TO BE DONE -
Extract the listing below in full, unchanged.

╭─ INFORMATION SHOWN

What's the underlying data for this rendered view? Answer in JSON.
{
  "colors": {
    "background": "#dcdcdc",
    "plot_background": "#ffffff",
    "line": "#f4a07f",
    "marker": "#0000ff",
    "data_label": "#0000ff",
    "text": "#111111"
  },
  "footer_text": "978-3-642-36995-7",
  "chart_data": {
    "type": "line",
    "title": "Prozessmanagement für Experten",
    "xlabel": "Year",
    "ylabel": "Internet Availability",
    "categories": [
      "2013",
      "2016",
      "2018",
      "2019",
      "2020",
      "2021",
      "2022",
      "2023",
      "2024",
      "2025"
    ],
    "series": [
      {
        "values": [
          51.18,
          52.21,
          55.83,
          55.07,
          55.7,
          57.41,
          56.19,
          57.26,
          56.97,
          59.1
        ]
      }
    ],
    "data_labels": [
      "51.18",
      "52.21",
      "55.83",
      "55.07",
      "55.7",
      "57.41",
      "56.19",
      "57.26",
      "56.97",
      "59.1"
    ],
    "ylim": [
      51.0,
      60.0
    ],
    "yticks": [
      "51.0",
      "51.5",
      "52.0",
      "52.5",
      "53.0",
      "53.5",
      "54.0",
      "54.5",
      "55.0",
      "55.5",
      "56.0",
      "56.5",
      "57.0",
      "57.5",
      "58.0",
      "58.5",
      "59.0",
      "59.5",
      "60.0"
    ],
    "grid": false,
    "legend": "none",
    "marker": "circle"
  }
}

╰─

ANSWER TO THIS PROBLEM -
What's the underlying data for this rendered view? Answer in JSON.
{
  "colors": {
    "background": "#dcdcdc",
    "plot_background": "#ffffff",
    "line": "#f4a07f",
    "marker": "#0000ff",
    "data_label": "#0000ff",
    "text": "#111111"
  },
  "footer_text": "978-3-642-36995-7",
  "chart_data": {
    "type": "line",
    "title": "Prozessmanagement für Experten",
    "xlabel": "Year",
    "ylabel": "Internet Availability",
    "categories": [
      "2013",
      "2016",
      "2018",
      "2019",
      "2020",
      "2021",
      "2022",
      "2023",
      "2024",
      "2025"
    ],
    "series": [
      {
        "values": [
          51.18,
          52.21,
          55.83,
          55.07,
          55.7,
          57.41,
          56.19,
          57.26,
          56.97,
          59.1
        ]
      }
    ],
    "data_labels": [
      "51.18",
      "52.21",
      "55.83",
      "55.07",
      "55.7",
      "57.41",
      "56.19",
      "57.26",
      "56.97",
      "59.1"
    ],
    "ylim": [
      51.0,
      60.0
    ],
    "yticks": [
      "51.0",
      "51.5",
      "52.0",
      "52.5",
      "53.0",
      "53.5",
      "54.0",
      "54.5",
      "55.0",
      "55.5",
      "56.0",
      "56.5",
      "57.0",
      "57.5",
      "58.0",
      "58.5",
      "59.0",
      "59.5",
      "60.0"
    ],
    "grid": false,
    "legend": "none",
    "marker": "circle"
  }
}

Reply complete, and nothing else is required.